*Problem to work on*: Copy out the lines of the material word for word, from the line with "font-preview-image[interactable]: Alpha Brights" to the line with "category-item[interactable]: Pixel, Bitmap", including both of those lines.

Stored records
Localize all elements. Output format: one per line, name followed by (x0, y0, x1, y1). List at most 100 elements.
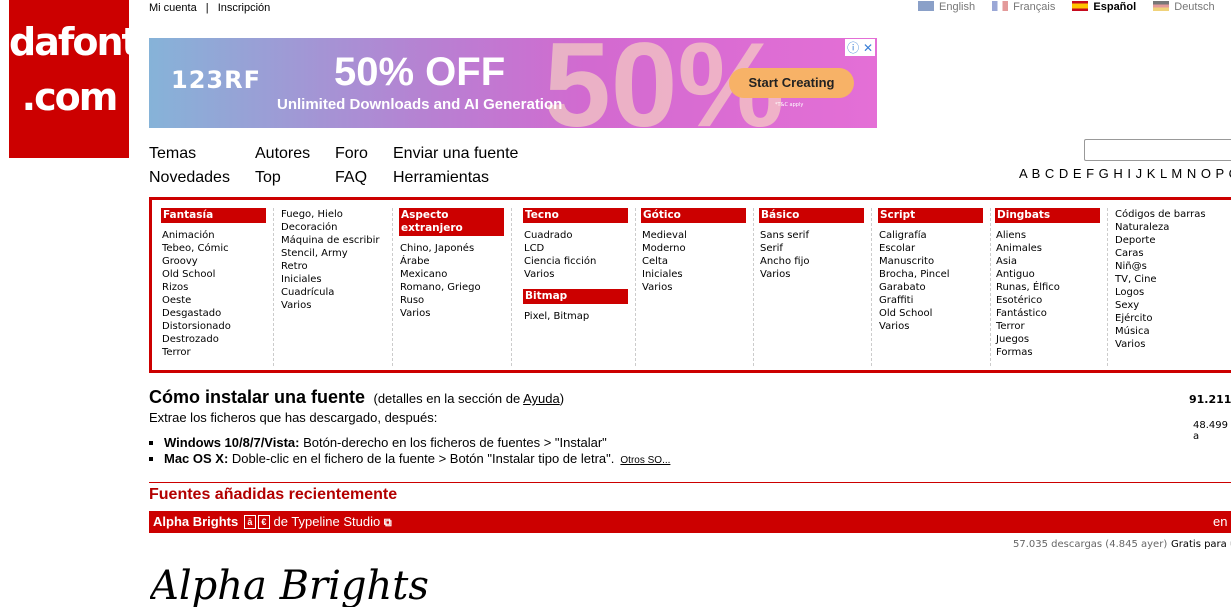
font-preview-image[interactable]: Alpha Brights (150, 557, 470, 607)
lang-german[interactable]: Deutsch (1153, 1, 1215, 13)
category-item[interactable]: Runas, Élfico (995, 281, 1107, 294)
category-header[interactable]: Aspecto extranjero (399, 208, 504, 236)
category-header-bitmap[interactable]: Bitmap (523, 289, 628, 304)
category-item[interactable]: Manuscrito (878, 255, 990, 268)
help-link[interactable]: Ayuda (523, 391, 560, 406)
signup-link[interactable]: Inscripción (218, 2, 271, 14)
nav-authors[interactable]: Autores (255, 142, 310, 166)
ad-close-icon[interactable]: ⓘ ✕ (845, 39, 875, 56)
category-item[interactable]: Deporte (1114, 234, 1226, 247)
nav-forum[interactable]: Foro (335, 142, 368, 166)
category-item[interactable]: Animación (161, 229, 273, 242)
font-author[interactable]: de Typeline Studio (273, 514, 380, 529)
category-item[interactable]: Terror (995, 320, 1107, 333)
category-item[interactable]: Brocha, Pincel (878, 268, 990, 281)
category-item[interactable]: Decoración (280, 221, 392, 234)
category-item[interactable]: Pixel, Bitmap (523, 310, 635, 323)
alphabet-index[interactable]: A B C D E F G H I J K L M N O P Q R (1019, 166, 1231, 181)
external-link-icon[interactable]: ⧉ (384, 517, 392, 529)
category-item[interactable]: Caligrafía (878, 229, 990, 242)
category-item[interactable]: Terror (161, 346, 273, 359)
category-item[interactable]: Varios (523, 268, 635, 281)
category-item[interactable]: Stencil, Army (280, 247, 392, 260)
ad-cta-button[interactable]: Start Creating (729, 68, 854, 98)
category-item[interactable]: Varios (878, 320, 990, 333)
category-item[interactable]: Groovy (161, 255, 273, 268)
category-item[interactable]: Old School (878, 307, 990, 320)
category-item[interactable]: Tebeo, Cómic (161, 242, 273, 255)
category-item[interactable]: Aliens (995, 229, 1107, 242)
category-item[interactable]: Cuadrícula (280, 286, 392, 299)
category-item[interactable]: Asia (995, 255, 1107, 268)
lang-english[interactable]: English (918, 1, 975, 13)
category-item[interactable]: Celta (641, 255, 753, 268)
ad-banner[interactable]: 50% 123RF 50% OFF Unlimited Downloads an… (149, 38, 877, 128)
category-item[interactable]: Varios (399, 307, 511, 320)
nav-top[interactable]: Top (255, 166, 310, 190)
category-item[interactable]: Iniciales (280, 273, 392, 286)
category-item[interactable]: Varios (280, 299, 392, 312)
nav-tools[interactable]: Herramientas (393, 166, 518, 190)
category-item[interactable]: Música (1114, 325, 1226, 338)
category-item[interactable]: Serif (759, 242, 871, 255)
category-item[interactable]: Ancho fijo (759, 255, 871, 268)
category-item[interactable]: Chino, Japonés (399, 242, 511, 255)
category-item[interactable]: Distorsionado (161, 320, 273, 333)
font-category-link[interactable]: en (1213, 511, 1227, 533)
dafont-logo[interactable]: dafont .com (9, 0, 140, 158)
nav-new[interactable]: Novedades (149, 166, 230, 190)
category-item[interactable]: Árabe (399, 255, 511, 268)
lang-spanish[interactable]: Español (1072, 1, 1136, 13)
category-item[interactable]: Fantástico (995, 307, 1107, 320)
nav-faq[interactable]: FAQ (335, 166, 368, 190)
category-item[interactable]: Moderno (641, 242, 753, 255)
category-item[interactable]: Mexicano (399, 268, 511, 281)
category-item[interactable]: LCD (523, 242, 635, 255)
nav-submit-font[interactable]: Enviar una fuente (393, 142, 518, 166)
category-item[interactable]: Varios (641, 281, 753, 294)
category-item[interactable]: Destrozado (161, 333, 273, 346)
nav-themes[interactable]: Temas (149, 142, 230, 166)
category-item[interactable]: Fuego, Hielo (280, 208, 392, 221)
category-item[interactable]: Retro (280, 260, 392, 273)
category-item[interactable]: Garabato (878, 281, 990, 294)
category-item[interactable]: Sexy (1114, 299, 1226, 312)
lang-french[interactable]: Français (992, 1, 1055, 13)
category-item[interactable]: Ciencia ficción (523, 255, 635, 268)
category-item[interactable]: Niñ@s (1114, 260, 1226, 273)
category-item[interactable]: Naturaleza (1114, 221, 1226, 234)
font-name-link[interactable]: Alpha Brights (153, 514, 238, 529)
category-header[interactable]: Tecno (523, 208, 628, 223)
category-item[interactable]: Varios (1114, 338, 1226, 351)
category-item[interactable]: Old School (161, 268, 273, 281)
category-header[interactable]: Fantasía (161, 208, 266, 223)
category-item[interactable]: Escolar (878, 242, 990, 255)
category-item[interactable]: Ruso (399, 294, 511, 307)
category-item[interactable]: Logos (1114, 286, 1226, 299)
search-input[interactable] (1084, 139, 1231, 161)
category-item[interactable]: TV, Cine (1114, 273, 1226, 286)
category-header[interactable]: Básico (759, 208, 864, 223)
category-item[interactable]: Sans serif (759, 229, 871, 242)
category-item[interactable]: Esotérico (995, 294, 1107, 307)
category-item[interactable]: Juegos (995, 333, 1107, 346)
category-header[interactable]: Gótico (641, 208, 746, 223)
category-item[interactable]: Formas (995, 346, 1107, 359)
category-header[interactable]: Dingbats (995, 208, 1100, 223)
category-item[interactable]: Graffiti (878, 294, 990, 307)
my-account-link[interactable]: Mi cuenta (149, 2, 197, 14)
category-item[interactable]: Animales (995, 242, 1107, 255)
category-item[interactable]: Códigos de barras (1114, 208, 1226, 221)
category-item[interactable]: Cuadrado (523, 229, 635, 242)
category-item[interactable]: Desgastado (161, 307, 273, 320)
category-header[interactable]: Script (878, 208, 983, 223)
category-item[interactable]: Caras (1114, 247, 1226, 260)
category-item[interactable]: Rizos (161, 281, 273, 294)
category-item[interactable]: Iniciales (641, 268, 753, 281)
category-item[interactable]: Máquina de escribir (280, 234, 392, 247)
category-item[interactable]: Antiguo (995, 268, 1107, 281)
category-item[interactable]: Oeste (161, 294, 273, 307)
category-item[interactable]: Varios (759, 268, 871, 281)
other-os-link[interactable]: Otros SO... (620, 455, 670, 466)
category-item[interactable]: Ejército (1114, 312, 1226, 325)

*Solution below*:
font-preview-image[interactable]: Alpha Brights (150, 557, 470, 607)
lang-german[interactable]: Deutsch (1153, 1, 1215, 13)
category-item[interactable]: Runas, Élfico (995, 281, 1107, 294)
category-header[interactable]: Aspecto extranjero (399, 208, 504, 236)
category-header-bitmap[interactable]: Bitmap (523, 289, 628, 304)
category-item[interactable]: Manuscrito (878, 255, 990, 268)
help-link[interactable]: Ayuda (523, 391, 560, 406)
signup-link[interactable]: Inscripción (218, 2, 271, 14)
nav-authors[interactable]: Autores (255, 142, 310, 166)
ad-close-icon[interactable]: ⓘ ✕ (845, 39, 875, 56)
category-item[interactable]: Deporte (1114, 234, 1226, 247)
nav-forum[interactable]: Foro (335, 142, 368, 166)
category-item[interactable]: Animación (161, 229, 273, 242)
font-author[interactable]: de Typeline Studio (273, 514, 380, 529)
category-item[interactable]: Terror (995, 320, 1107, 333)
category-item[interactable]: Brocha, Pincel (878, 268, 990, 281)
category-item[interactable]: Decoración (280, 221, 392, 234)
category-item[interactable]: Pixel, Bitmap (523, 310, 635, 323)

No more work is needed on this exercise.